Task inputs:

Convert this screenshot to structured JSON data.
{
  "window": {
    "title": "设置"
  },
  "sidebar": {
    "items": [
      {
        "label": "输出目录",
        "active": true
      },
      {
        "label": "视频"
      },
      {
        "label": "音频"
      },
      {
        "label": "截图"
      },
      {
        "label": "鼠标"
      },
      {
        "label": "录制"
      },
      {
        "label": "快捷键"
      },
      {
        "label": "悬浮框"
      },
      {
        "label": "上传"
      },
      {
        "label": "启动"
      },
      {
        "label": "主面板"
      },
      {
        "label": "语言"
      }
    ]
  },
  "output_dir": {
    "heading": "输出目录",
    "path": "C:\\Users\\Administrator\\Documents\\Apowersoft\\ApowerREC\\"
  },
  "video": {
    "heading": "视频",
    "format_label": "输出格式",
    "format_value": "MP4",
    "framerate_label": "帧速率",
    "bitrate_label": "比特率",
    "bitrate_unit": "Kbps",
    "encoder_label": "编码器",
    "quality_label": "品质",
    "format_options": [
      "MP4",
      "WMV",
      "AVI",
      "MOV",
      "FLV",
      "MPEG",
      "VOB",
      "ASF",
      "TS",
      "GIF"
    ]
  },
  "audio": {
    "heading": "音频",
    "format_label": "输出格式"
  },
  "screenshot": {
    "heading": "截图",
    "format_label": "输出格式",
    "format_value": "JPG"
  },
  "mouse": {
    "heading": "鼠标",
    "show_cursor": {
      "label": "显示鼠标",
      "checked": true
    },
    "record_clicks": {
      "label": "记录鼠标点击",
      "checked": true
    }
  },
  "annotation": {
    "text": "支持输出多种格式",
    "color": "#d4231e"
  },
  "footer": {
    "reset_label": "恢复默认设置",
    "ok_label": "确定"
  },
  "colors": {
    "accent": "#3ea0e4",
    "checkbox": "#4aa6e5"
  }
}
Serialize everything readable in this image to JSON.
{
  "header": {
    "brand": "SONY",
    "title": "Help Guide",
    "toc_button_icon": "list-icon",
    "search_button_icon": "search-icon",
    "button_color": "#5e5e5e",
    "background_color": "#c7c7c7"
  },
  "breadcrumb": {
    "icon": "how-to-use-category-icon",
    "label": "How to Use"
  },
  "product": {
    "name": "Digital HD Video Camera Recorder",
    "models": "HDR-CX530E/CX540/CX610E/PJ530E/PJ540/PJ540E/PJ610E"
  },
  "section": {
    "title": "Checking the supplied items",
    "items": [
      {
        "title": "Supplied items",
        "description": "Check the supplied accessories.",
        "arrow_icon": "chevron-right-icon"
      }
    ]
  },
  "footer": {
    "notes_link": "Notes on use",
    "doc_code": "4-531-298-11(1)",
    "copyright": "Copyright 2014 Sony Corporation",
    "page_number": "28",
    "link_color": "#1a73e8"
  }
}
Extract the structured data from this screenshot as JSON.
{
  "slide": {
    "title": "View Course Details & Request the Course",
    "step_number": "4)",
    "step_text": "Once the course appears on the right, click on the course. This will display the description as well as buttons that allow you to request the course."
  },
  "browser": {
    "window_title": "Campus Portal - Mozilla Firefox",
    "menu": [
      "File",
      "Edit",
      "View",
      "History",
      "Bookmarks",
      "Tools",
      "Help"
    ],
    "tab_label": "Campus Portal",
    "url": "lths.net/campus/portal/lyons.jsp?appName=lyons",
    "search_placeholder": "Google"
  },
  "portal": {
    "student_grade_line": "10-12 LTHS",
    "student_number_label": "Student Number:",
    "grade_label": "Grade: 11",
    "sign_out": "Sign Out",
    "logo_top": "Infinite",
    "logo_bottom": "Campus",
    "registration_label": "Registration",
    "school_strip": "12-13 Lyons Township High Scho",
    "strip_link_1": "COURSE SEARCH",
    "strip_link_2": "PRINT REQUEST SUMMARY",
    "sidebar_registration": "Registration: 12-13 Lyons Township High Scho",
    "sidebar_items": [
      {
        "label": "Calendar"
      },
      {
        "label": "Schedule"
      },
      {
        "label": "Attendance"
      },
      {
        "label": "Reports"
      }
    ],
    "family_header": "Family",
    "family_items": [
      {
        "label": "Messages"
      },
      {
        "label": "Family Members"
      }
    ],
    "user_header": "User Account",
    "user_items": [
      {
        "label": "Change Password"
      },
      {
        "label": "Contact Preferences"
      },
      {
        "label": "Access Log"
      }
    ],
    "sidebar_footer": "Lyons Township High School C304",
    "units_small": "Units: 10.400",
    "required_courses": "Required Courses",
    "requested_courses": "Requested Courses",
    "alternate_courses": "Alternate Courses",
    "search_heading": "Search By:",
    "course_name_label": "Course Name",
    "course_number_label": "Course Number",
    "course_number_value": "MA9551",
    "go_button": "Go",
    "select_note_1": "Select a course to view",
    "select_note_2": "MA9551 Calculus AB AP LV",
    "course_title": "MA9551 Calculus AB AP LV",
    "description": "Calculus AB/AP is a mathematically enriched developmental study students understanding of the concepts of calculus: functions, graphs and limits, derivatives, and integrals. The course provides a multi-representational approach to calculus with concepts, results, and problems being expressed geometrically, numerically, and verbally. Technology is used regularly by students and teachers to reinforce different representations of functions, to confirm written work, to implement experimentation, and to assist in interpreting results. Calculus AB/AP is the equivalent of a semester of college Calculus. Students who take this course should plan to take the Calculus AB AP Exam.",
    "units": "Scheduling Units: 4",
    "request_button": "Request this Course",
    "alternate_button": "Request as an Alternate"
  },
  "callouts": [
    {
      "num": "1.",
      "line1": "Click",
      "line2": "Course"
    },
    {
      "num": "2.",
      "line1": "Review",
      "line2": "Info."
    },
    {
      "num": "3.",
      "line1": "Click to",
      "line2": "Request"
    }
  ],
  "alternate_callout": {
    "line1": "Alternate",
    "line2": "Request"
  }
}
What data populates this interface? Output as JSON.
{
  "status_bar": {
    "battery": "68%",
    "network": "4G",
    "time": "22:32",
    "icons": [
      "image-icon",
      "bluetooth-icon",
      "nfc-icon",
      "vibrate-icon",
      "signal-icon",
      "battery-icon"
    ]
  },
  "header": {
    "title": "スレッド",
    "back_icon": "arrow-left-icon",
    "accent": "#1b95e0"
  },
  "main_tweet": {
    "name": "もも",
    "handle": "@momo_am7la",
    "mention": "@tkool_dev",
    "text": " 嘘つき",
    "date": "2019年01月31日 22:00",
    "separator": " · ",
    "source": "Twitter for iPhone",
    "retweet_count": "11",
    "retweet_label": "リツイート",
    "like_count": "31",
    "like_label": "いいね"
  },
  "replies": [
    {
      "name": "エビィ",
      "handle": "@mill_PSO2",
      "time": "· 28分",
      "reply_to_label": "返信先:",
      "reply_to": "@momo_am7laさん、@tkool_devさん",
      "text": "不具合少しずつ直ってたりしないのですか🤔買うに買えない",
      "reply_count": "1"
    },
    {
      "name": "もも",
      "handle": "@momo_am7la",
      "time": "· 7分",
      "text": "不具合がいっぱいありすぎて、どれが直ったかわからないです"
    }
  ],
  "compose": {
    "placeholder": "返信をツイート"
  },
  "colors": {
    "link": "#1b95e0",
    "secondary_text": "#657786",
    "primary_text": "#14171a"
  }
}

Exercise requirements:
Output an exact copy of each record.

Written answer:
Convert this screenshot to structured JSON data.
{
  "window": {
    "title": "设置"
  },
  "sidebar": {
    "items": [
      {
        "label": "输出目录",
        "active": true
      },
      {
        "label": "视频"
      },
      {
        "label": "音频"
      },
      {
        "label": "截图"
      },
      {
        "label": "鼠标"
      },
      {
        "label": "录制"
      },
      {
        "label": "快捷键"
      },
      {
        "label": "悬浮框"
      },
      {
        "label": "上传"
      },
      {
        "label": "启动"
      },
      {
        "label": "主面板"
      },
      {
        "label": "语言"
      }
    ]
  },
  "output_dir": {
    "heading": "输出目录",
    "path": "C:\\Users\\Administrator\\Documents\\Apowersoft\\ApowerREC\\"
  },
  "video": {
    "heading": "视频",
    "format_label": "输出格式",
    "format_value": "MP4",
    "framerate_label": "帧速率",
    "bitrate_label": "比特率",
    "bitrate_unit": "Kbps",
    "encoder_label": "编码器",
    "quality_label": "品质",
    "format_options": [
      "MP4",
      "WMV",
      "AVI",
      "MOV",
      "FLV",
      "MPEG",
      "VOB",
      "ASF",
      "TS",
      "GIF"
    ]
  },
  "audio": {
    "heading": "音频",
    "format_label": "输出格式"
  },
  "screenshot": {
    "heading": "截图",
    "format_label": "输出格式",
    "format_value": "JPG"
  },
  "mouse": {
    "heading": "鼠标",
    "show_cursor": {
      "label": "显示鼠标",
      "checked": true
    },
    "record_clicks": {
      "label": "记录鼠标点击",
      "checked": true
    }
  },
  "annotation": {
    "text": "支持输出多种格式",
    "color": "#d4231e"
  },
  "footer": {
    "reset_label": "恢复默认设置",
    "ok_label": "确定"
  },
  "colors": {
    "accent": "#3ea0e4",
    "checkbox": "#4aa6e5"
  }
}
Serialize everything readable in this image to JSON.
{
  "header": {
    "brand": "SONY",
    "title": "Help Guide",
    "toc_button_icon": "list-icon",
    "search_button_icon": "search-icon",
    "button_color": "#5e5e5e",
    "background_color": "#c7c7c7"
  },
  "breadcrumb": {
    "icon": "how-to-use-category-icon",
    "label": "How to Use"
  },
  "product": {
    "name": "Digital HD Video Camera Recorder",
    "models": "HDR-CX530E/CX540/CX610E/PJ530E/PJ540/PJ540E/PJ610E"
  },
  "section": {
    "title": "Checking the supplied items",
    "items": [
      {
        "title": "Supplied items",
        "description": "Check the supplied accessories.",
        "arrow_icon": "chevron-right-icon"
      }
    ]
  },
  "footer": {
    "notes_link": "Notes on use",
    "doc_code": "4-531-298-11(1)",
    "copyright": "Copyright 2014 Sony Corporation",
    "page_number": "28",
    "link_color": "#1a73e8"
  }
}
Extract the structured data from this screenshot as JSON.
{
  "slide": {
    "title": "View Course Details & Request the Course",
    "step_number": "4)",
    "step_text": "Once the course appears on the right, click on the course. This will display the description as well as buttons that allow you to request the course."
  },
  "browser": {
    "window_title": "Campus Portal - Mozilla Firefox",
    "menu": [
      "File",
      "Edit",
      "View",
      "History",
      "Bookmarks",
      "Tools",
      "Help"
    ],
    "tab_label": "Campus Portal",
    "url": "lths.net/campus/portal/lyons.jsp?appName=lyons",
    "search_placeholder": "Google"
  },
  "portal": {
    "student_grade_line": "10-12 LTHS",
    "student_number_label": "Student Number:",
    "grade_label": "Grade: 11",
    "sign_out": "Sign Out",
    "logo_top": "Infinite",
    "logo_bottom": "Campus",
    "registration_label": "Registration",
    "school_strip": "12-13 Lyons Township High Scho",
    "strip_link_1": "COURSE SEARCH",
    "strip_link_2": "PRINT REQUEST SUMMARY",
    "sidebar_registration": "Registration: 12-13 Lyons Township High Scho",
    "sidebar_items": [
      {
        "label": "Calendar"
      },
      {
        "label": "Schedule"
      },
      {
        "label": "Attendance"
      },
      {
        "label": "Reports"
      }
    ],
    "family_header": "Family",
    "family_items": [
      {
        "label": "Messages"
      },
      {
        "label": "Family Members"
      }
    ],
    "user_header": "User Account",
    "user_items": [
      {
        "label": "Change Password"
      },
      {
        "label": "Contact Preferences"
      },
      {
        "label": "Access Log"
      }
    ],
    "sidebar_footer": "Lyons Township High School C304",
    "units_small": "Units: 10.400",
    "required_courses": "Required Courses",
    "requested_courses": "Requested Courses",
    "alternate_courses": "Alternate Courses",
    "search_heading": "Search By:",
    "course_name_label": "Course Name",
    "course_number_label": "Course Number",
    "course_number_value": "MA9551",
    "go_button": "Go",
    "select_note_1": "Select a course to view",
    "select_note_2": "MA9551 Calculus AB AP LV",
    "course_title": "MA9551 Calculus AB AP LV",
    "description": "Calculus AB/AP is a mathematically enriched developmental study students understanding of the concepts of calculus: functions, graphs and limits, derivatives, and integrals. The course provides a multi-representational approach to calculus with concepts, results, and problems being expressed geometrically, numerically, and verbally. Technology is used regularly by students and teachers to reinforce different representations of functions, to confirm written work, to implement experimentation, and to assist in interpreting results. Calculus AB/AP is the equivalent of a semester of college Calculus. Students who take this course should plan to take the Calculus AB AP Exam.",
    "units": "Scheduling Units: 4",
    "request_button": "Request this Course",
    "alternate_button": "Request as an Alternate"
  },
  "callouts": [
    {
      "num": "1.",
      "line1": "Click",
      "line2": "Course"
    },
    {
      "num": "2.",
      "line1": "Review",
      "line2": "Info."
    },
    {
      "num": "3.",
      "line1": "Click to",
      "line2": "Request"
    }
  ],
  "alternate_callout": {
    "line1": "Alternate",
    "line2": "Request"
  }
}
What data populates this interface? Output as JSON.
{
  "status_bar": {
    "battery": "68%",
    "network": "4G",
    "time": "22:32",
    "icons": [
      "image-icon",
      "bluetooth-icon",
      "nfc-icon",
      "vibrate-icon",
      "signal-icon",
      "battery-icon"
    ]
  },
  "header": {
    "title": "スレッド",
    "back_icon": "arrow-left-icon",
    "accent": "#1b95e0"
  },
  "main_tweet": {
    "name": "もも",
    "handle": "@momo_am7la",
    "mention": "@tkool_dev",
    "text": " 嘘つき",
    "date": "2019年01月31日 22:00",
    "separator": " · ",
    "source": "Twitter for iPhone",
    "retweet_count": "11",
    "retweet_label": "リツイート",
    "like_count": "31",
    "like_label": "いいね"
  },
  "replies": [
    {
      "name": "エビィ",
      "handle": "@mill_PSO2",
      "time": "· 28分",
      "reply_to_label": "返信先:",
      "reply_to": "@momo_am7laさん、@tkool_devさん",
      "text": "不具合少しずつ直ってたりしないのですか🤔買うに買えない",
      "reply_count": "1"
    },
    {
      "name": "もも",
      "handle": "@momo_am7la",
      "time": "· 7分",
      "text": "不具合がいっぱいありすぎて、どれが直ったかわからないです"
    }
  ],
  "compose": {
    "placeholder": "返信をツイート"
  },
  "colors": {
    "link": "#1b95e0",
    "secondary_text": "#657786",
    "primary_text": "#14171a"
  }
}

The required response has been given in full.